Le Dieu qui crée est aussi le Dieu qui conserve. Il vit en même temps qu’il fait vivre. Le lien entre lui et sa créature ne disparaît pas dès qu’elle est créée. Après le dogme de la création vient celui de la providence.
Il y a, dans la prière, autre chose que l’élan des désirs ou des douleurs de l’âme vers des satisfactions, des forces ou des consolations que l’âme ne trouve point en elle-même : il y a l’expression d’une foi, instinctive ou réfléchie, obscure ou claire, chancelante ou ferme, dans l’existence, la présence, la puissance et la sympathie de l’Être à qui la prière s’adresse. Sans une certaine mesure de foi et d’espérance en Dieu, la prière ne jaillirait pas ou se tarirait soudainement dans l’âme. Si elle résiste, si elle survit partout à toutes les dénégations, à tous les doutes, à toutes les ténèbres qui assiègent le genre humain, c’est que le genre humain porte en lui-même un indestructible sentiment du lien permanent qui l’unit à Dieu et Dieu à lui.
Bien loin de détruire ce sentiment, l’expérience et le spectacle de la vie l’expliquent et le confirment. L’homme, en réfléchissant sur sa destinée, reconnaît trois sources diverses et fait, pour ainsi dire, trois parts des faits qui la remplissent. Il subit des événements qui sont la conséquence de lois générales, permanentes, indépendantes de sa volonté, mais que son intelligence observe et comprend. Il fait lui-même, par l’acte de sa volonté libre, des événements dont il se reconnaît l’auteur, qui ont leurs conséquences et entrent dans le tissu de sa vie. Il éprouve des événements qui ne sont, à ses yeux, ni le résultat de lois générales auxquelles rien ne peut le soustraire, ni le fait de sa propre liberté ; des événements dont il ne voit pas la cause, ni la raison, ni l’auteur.
_ _ _ _ _ _ _
Consigne: Transcrivez intégralement, sans la moindre modification, le texte sur la providence et la prière. Les enregistrements n'ont aucun rôle ici.

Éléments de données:
_ _ _ _ _ _ _
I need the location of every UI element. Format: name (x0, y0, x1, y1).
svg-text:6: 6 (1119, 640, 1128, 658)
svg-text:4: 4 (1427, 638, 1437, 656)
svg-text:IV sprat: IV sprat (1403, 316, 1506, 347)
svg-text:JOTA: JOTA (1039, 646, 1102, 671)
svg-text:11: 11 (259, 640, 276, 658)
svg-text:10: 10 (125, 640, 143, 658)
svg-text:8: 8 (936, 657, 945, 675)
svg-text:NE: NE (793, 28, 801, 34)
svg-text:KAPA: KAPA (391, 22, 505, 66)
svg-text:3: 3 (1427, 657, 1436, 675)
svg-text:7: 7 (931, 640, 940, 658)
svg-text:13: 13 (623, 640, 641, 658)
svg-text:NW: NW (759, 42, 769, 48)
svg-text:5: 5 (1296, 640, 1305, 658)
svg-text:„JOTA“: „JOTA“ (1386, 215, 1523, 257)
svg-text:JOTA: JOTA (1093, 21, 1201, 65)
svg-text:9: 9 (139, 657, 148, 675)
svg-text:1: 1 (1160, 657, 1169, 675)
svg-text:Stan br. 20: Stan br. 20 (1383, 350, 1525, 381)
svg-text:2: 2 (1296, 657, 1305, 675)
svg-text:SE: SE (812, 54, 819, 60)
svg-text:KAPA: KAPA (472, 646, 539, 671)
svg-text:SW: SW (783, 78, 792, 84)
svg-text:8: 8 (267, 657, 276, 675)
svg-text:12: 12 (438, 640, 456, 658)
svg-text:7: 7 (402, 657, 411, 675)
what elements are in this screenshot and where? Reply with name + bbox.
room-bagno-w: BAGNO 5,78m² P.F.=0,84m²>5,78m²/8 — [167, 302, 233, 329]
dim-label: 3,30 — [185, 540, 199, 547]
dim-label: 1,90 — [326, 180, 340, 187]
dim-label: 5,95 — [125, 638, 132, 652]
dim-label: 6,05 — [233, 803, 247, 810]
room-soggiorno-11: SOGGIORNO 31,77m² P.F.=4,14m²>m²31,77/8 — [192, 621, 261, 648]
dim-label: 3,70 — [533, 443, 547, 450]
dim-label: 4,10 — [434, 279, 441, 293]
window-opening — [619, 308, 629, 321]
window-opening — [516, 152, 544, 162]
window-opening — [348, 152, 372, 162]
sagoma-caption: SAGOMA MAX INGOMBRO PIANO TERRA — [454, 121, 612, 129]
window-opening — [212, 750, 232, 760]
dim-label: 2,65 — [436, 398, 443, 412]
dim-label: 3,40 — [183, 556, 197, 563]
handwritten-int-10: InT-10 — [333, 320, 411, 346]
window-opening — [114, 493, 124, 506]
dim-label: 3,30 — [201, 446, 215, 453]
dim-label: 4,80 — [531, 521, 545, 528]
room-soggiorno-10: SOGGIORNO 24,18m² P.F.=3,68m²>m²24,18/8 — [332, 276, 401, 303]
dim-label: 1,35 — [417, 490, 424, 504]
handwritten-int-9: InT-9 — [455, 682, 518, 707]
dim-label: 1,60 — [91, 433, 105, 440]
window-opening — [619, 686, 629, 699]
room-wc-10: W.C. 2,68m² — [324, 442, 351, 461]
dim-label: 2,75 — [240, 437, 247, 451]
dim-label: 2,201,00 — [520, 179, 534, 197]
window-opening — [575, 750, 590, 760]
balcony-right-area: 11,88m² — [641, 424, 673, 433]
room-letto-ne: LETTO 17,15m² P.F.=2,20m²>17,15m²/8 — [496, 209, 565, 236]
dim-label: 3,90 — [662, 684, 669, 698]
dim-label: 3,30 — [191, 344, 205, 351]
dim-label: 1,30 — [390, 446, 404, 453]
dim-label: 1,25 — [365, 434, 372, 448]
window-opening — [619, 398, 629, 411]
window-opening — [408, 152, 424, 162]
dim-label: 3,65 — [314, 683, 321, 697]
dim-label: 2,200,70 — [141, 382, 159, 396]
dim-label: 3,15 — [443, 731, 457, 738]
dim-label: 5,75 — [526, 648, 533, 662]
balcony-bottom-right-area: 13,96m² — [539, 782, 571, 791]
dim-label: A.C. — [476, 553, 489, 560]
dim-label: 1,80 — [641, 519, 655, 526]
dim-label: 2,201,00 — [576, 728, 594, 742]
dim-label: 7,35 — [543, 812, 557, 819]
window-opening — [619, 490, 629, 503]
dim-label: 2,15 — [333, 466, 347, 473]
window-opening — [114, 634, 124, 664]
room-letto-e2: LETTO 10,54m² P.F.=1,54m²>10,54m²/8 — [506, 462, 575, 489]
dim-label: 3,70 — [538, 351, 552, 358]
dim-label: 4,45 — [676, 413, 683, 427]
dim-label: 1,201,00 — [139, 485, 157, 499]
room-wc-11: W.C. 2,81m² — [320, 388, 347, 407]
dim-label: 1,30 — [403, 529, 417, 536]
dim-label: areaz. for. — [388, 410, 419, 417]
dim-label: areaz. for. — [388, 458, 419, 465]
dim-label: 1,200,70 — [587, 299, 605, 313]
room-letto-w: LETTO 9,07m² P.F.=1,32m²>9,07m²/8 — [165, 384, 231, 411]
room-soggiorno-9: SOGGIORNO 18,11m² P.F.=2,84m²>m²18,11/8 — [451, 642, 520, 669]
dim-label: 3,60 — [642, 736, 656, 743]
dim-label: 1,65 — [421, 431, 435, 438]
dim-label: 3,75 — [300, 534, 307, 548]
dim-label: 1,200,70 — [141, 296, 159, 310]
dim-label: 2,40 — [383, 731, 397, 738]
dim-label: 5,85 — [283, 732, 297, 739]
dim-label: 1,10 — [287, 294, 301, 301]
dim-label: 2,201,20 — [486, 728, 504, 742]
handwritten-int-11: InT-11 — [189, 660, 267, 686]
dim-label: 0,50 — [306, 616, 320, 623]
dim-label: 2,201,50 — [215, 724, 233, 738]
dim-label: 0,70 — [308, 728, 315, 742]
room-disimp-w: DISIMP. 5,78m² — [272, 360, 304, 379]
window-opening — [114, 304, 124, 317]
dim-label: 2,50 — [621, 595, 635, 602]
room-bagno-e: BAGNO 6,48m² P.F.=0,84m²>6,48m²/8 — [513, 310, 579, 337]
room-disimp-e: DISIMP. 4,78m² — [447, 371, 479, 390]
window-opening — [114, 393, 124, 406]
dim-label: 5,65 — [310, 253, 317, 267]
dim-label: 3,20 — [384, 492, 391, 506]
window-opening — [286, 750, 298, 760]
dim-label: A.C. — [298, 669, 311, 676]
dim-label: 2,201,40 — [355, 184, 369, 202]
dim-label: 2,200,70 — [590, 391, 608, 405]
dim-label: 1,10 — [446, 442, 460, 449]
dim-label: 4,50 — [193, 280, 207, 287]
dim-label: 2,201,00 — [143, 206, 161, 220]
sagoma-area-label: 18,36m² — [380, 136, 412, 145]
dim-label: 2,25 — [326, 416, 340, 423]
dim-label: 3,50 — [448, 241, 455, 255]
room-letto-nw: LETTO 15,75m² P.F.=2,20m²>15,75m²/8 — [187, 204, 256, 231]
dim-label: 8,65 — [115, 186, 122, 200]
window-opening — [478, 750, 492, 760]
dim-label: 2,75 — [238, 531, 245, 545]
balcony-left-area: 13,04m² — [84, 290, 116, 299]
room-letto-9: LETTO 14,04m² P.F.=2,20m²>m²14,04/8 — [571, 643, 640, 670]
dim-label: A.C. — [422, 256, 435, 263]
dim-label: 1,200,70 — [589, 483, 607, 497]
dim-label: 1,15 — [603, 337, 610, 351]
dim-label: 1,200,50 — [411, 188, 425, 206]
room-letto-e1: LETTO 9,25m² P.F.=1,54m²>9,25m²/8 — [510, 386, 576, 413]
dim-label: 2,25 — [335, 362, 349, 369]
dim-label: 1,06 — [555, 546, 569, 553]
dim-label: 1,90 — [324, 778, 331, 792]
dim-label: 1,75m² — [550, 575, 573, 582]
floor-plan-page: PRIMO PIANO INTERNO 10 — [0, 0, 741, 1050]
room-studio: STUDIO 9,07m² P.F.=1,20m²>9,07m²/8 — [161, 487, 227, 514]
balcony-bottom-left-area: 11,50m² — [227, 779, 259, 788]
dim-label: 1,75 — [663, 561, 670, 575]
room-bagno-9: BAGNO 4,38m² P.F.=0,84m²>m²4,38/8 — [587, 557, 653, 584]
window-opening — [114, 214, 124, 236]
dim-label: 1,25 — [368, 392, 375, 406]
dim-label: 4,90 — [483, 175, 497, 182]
_ _ _ _ _ _ _
Exercice terminé:
Le Dieu qui crée est aussi le Dieu qui conserve. Il vit en même temps qu’il fait vivre. Le lien entre lui et sa créature ne disparaît pas dès qu’elle est créée. Après le dogme de la création vient celui de la providence.
Il y a, dans la prière, autre chose que l’élan des désirs ou des douleurs de l’âme vers des satisfactions, des forces ou des consolations que l’âme ne trouve point en elle-même : il y a l’expression d’une foi, instinctive ou réfléchie, obscure ou claire, chancelante ou ferme, dans l’existence, la présence, la puissance et la sympathie de l’Être à qui la prière s’adresse. Sans une certaine mesure de foi et d’espérance en Dieu, la prière ne jaillirait pas ou se tarirait soudainement dans l’âme. Si elle résiste, si elle survit partout à toutes les dénégations, à tous les doutes, à toutes les ténèbres qui assiègent le genre humain, c’est que le genre humain porte en lui-même un indestructible sentiment du lien permanent qui l’unit à Dieu et Dieu à lui.
Bien loin de détruire ce sentiment, l’expérience et le spectacle de la vie l’expliquent et le confirment. L’homme, en réfléchissant sur sa destinée, reconnaît trois sources diverses et fait, pour ainsi dire, trois parts des faits qui la remplissent. Il subit des événements qui sont la conséquence de lois générales, permanentes, indépendantes de sa volonté, mais que son intelligence observe et comprend. Il fait lui-même, par l’acte de sa volonté libre, des événements dont il se reconnaît l’auteur, qui ont leurs conséquences et entrent dans le tissu de sa vie. Il éprouve des événements qui ne sont, à ses yeux, ni le résultat de lois générales auxquelles rien ne peut le soustraire, ni le fait de sa propre liberté ; des événements dont il ne voit pas la cause, ni la raison, ni l’auteur.